### THE PROBLEM
Report only the number of lines in this material that include the string "content".

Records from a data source
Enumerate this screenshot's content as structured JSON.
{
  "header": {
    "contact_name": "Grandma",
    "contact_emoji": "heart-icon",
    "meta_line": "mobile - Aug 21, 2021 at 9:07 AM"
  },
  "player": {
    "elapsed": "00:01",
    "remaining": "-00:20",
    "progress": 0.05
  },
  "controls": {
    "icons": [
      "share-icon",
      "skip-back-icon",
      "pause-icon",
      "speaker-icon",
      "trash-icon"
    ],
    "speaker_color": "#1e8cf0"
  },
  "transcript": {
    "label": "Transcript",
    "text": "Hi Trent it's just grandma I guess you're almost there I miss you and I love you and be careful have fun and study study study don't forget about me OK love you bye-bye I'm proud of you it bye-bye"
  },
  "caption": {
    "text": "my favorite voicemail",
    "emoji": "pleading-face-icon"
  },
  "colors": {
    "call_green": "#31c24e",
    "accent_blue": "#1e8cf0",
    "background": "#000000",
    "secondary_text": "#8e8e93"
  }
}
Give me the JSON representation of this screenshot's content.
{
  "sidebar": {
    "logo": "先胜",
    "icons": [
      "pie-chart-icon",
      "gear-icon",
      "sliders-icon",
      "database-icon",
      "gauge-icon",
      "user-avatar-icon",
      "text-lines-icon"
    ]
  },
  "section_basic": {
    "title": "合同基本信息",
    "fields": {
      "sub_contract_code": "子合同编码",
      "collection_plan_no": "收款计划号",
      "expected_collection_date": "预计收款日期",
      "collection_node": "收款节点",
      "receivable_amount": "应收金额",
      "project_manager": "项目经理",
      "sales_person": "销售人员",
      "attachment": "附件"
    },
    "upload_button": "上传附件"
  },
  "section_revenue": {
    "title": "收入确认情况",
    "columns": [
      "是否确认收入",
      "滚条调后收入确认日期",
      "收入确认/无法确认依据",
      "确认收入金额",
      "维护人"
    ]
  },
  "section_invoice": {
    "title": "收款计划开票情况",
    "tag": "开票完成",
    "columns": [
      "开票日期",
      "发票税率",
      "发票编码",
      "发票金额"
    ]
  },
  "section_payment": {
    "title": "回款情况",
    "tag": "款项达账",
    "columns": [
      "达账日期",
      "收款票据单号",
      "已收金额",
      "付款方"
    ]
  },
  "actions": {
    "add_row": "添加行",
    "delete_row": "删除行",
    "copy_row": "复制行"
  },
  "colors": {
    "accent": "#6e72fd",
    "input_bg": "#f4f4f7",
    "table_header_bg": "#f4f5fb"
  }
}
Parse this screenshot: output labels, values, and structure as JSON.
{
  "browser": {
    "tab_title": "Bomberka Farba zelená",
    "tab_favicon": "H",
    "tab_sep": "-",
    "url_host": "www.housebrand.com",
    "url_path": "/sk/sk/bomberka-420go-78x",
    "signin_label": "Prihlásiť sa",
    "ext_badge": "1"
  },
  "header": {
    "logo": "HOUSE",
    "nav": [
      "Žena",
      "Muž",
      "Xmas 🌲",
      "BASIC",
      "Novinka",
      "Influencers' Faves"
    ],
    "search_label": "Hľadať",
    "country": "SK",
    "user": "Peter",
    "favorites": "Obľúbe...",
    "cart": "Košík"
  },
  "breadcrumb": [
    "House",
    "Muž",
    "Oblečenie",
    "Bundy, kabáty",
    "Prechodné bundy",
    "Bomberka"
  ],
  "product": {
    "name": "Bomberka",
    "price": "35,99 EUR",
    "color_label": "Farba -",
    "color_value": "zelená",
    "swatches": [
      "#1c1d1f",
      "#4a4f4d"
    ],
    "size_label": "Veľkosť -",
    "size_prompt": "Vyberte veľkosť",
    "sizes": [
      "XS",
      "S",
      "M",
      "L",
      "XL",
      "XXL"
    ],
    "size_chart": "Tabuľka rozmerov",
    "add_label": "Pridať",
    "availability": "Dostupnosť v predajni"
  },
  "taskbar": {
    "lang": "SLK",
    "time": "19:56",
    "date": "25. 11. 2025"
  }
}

### EXERCISE OUTPUT
2